[GOAL] Each line that includes the word "застройщиком" counts once; give the total and nothing more.

[Data entries]
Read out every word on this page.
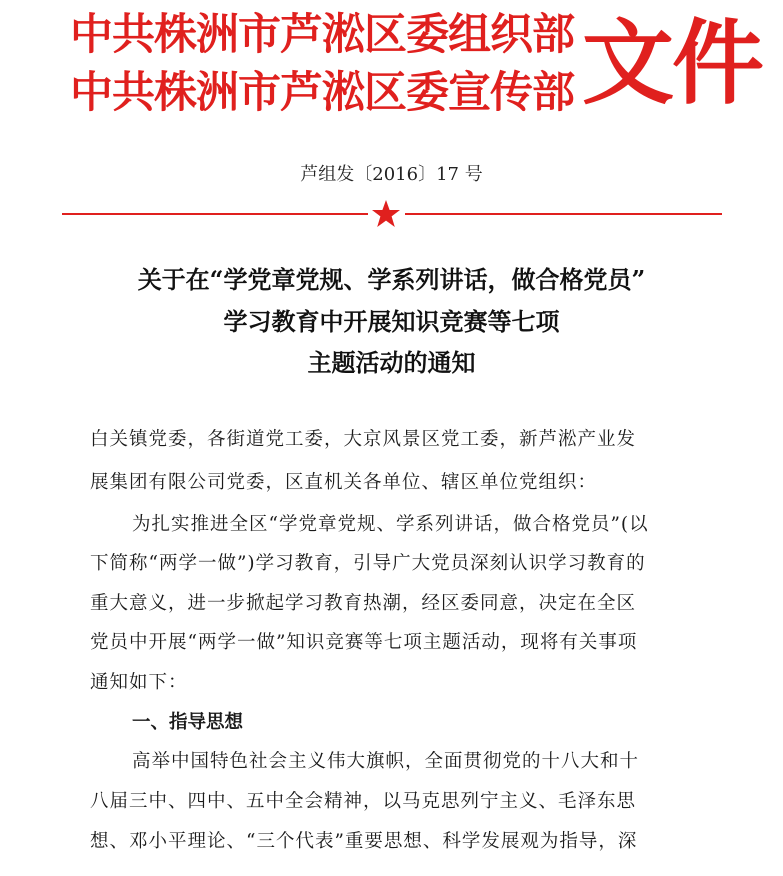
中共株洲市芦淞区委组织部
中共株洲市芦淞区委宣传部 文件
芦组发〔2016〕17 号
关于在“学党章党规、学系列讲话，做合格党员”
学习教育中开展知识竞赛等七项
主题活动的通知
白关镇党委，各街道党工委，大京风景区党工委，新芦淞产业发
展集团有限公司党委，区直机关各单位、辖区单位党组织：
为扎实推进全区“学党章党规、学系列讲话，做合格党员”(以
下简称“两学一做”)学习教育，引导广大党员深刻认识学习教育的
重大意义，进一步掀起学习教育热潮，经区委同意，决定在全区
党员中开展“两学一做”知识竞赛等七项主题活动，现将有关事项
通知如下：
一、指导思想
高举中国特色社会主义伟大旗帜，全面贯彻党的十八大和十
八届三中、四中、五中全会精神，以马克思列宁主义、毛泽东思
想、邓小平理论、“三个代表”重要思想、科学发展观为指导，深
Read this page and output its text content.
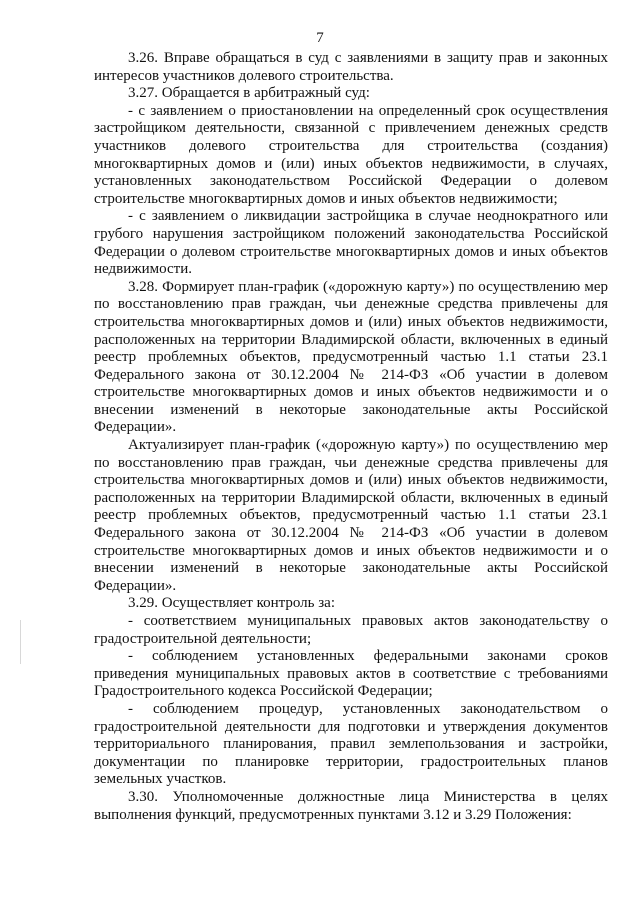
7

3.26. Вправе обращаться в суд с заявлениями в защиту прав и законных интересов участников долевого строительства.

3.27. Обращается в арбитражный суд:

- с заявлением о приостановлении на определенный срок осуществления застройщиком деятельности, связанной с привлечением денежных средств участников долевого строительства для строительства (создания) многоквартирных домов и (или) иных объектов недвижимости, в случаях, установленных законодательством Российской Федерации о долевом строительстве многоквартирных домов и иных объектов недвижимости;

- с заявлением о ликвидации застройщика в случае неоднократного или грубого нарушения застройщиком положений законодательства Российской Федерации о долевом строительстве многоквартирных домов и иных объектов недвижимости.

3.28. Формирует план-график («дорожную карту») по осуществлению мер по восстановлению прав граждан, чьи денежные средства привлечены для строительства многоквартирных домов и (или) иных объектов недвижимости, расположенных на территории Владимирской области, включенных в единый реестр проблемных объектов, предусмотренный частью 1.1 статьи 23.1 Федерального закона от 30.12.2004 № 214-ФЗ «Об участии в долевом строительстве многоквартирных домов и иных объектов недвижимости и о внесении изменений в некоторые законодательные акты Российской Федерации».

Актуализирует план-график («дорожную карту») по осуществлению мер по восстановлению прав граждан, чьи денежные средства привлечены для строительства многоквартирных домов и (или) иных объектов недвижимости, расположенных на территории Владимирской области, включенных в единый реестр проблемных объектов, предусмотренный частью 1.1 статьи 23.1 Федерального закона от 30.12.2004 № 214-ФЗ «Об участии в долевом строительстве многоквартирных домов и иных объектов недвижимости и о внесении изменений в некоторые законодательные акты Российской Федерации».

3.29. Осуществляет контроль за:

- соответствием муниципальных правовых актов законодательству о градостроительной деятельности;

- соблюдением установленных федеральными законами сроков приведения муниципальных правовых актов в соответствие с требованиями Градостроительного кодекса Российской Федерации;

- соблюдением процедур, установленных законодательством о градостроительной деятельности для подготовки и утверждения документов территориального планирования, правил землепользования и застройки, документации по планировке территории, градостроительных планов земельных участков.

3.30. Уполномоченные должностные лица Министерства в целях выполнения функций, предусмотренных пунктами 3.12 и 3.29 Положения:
...
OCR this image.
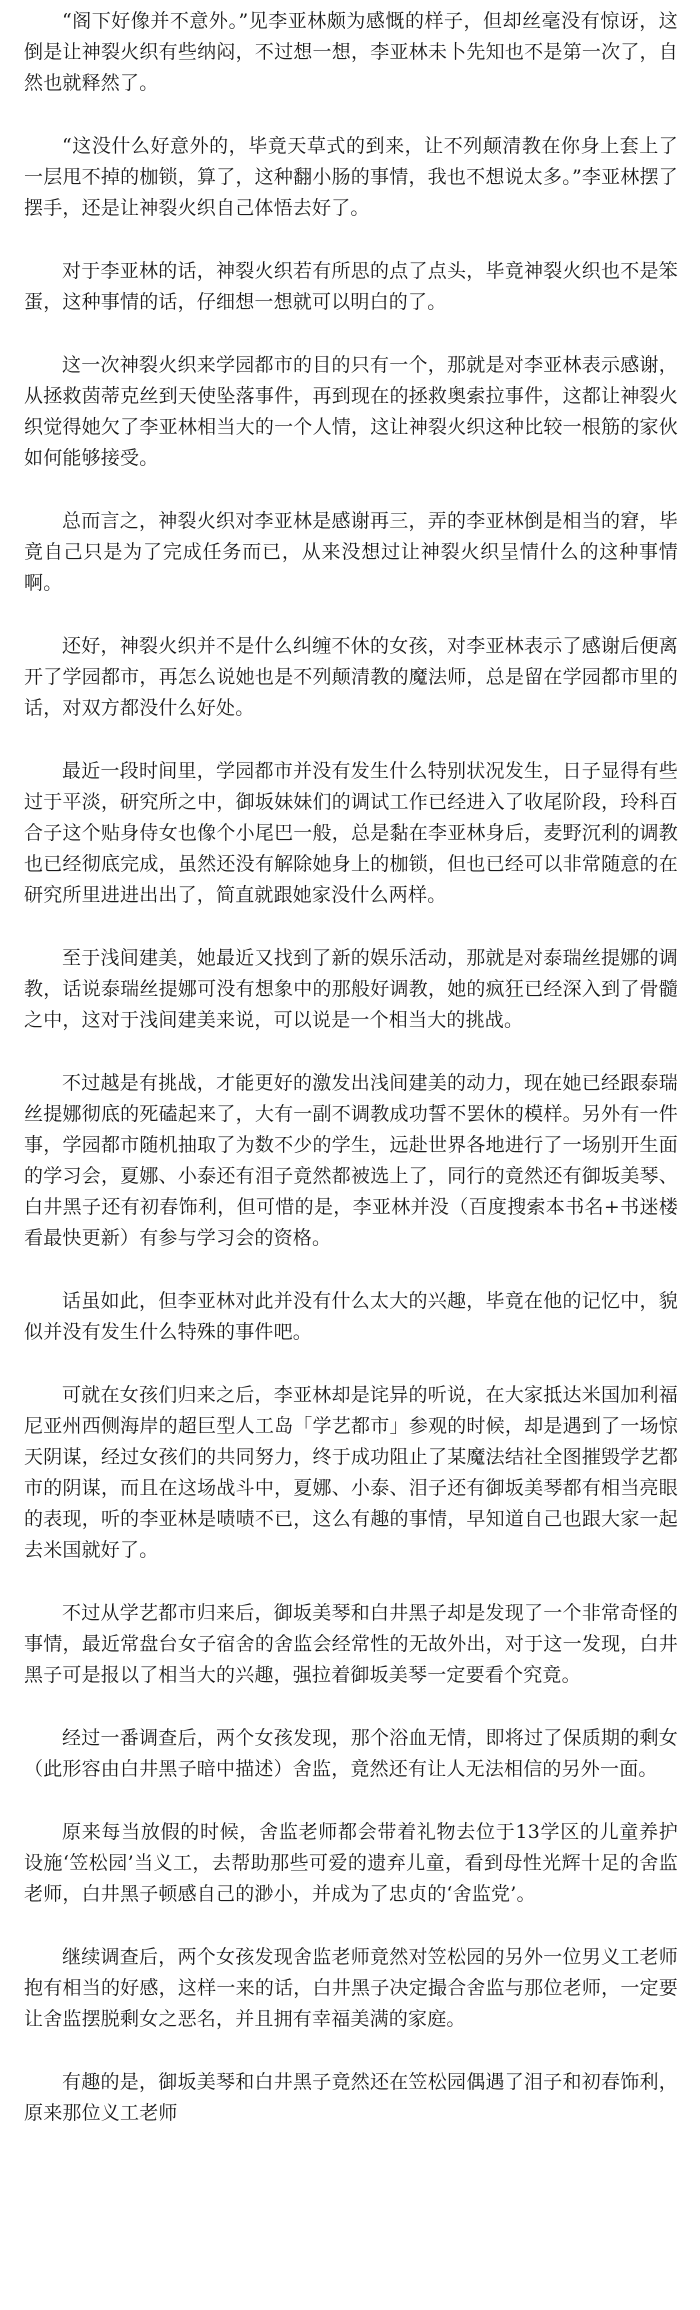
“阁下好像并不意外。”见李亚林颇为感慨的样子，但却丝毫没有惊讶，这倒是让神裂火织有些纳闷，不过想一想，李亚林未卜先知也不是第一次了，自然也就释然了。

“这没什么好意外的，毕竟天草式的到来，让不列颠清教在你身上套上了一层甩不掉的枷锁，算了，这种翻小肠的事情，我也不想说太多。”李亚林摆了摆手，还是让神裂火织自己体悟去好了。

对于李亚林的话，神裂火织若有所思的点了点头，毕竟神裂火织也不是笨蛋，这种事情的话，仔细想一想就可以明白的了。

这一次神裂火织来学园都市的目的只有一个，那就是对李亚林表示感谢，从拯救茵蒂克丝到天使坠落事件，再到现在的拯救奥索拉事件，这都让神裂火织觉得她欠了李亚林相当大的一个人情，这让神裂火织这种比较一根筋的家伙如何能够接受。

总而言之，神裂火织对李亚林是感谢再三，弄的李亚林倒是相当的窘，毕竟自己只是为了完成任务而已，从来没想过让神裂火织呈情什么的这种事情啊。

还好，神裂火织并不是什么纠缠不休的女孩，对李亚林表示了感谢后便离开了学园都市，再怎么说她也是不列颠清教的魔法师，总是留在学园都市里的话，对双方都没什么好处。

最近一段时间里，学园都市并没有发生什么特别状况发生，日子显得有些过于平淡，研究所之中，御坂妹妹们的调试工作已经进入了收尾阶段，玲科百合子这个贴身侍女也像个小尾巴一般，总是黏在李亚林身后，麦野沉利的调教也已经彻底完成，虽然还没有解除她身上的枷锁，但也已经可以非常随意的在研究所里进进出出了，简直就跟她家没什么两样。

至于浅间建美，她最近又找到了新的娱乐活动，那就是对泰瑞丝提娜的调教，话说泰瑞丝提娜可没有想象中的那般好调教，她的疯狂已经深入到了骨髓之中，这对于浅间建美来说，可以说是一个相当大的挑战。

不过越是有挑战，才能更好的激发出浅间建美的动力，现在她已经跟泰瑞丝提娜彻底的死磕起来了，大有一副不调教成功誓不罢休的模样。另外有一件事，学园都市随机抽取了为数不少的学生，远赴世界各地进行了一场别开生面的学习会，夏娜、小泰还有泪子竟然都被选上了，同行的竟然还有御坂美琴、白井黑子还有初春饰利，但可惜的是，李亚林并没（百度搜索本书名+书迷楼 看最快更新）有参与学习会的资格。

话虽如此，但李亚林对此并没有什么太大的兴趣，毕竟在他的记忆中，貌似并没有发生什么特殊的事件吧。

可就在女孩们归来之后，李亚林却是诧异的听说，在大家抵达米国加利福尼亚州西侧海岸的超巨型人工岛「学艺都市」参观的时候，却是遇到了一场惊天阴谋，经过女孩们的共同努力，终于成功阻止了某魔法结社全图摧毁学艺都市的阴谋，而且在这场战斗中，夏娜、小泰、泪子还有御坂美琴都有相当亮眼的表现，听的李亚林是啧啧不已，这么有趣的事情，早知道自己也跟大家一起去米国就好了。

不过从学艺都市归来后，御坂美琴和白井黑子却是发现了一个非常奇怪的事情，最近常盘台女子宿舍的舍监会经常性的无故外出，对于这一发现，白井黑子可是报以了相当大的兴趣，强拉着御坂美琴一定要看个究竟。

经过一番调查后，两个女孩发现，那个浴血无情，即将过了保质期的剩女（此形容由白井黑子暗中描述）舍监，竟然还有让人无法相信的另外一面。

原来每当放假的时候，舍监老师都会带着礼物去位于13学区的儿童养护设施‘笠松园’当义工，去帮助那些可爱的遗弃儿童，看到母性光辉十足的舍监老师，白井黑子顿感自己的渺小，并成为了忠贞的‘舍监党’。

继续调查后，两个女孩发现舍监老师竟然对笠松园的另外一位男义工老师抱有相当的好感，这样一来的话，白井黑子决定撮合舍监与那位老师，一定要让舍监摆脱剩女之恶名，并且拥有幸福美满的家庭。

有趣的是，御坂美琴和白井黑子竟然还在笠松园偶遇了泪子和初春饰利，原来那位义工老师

[FINISHED ANSWER] 2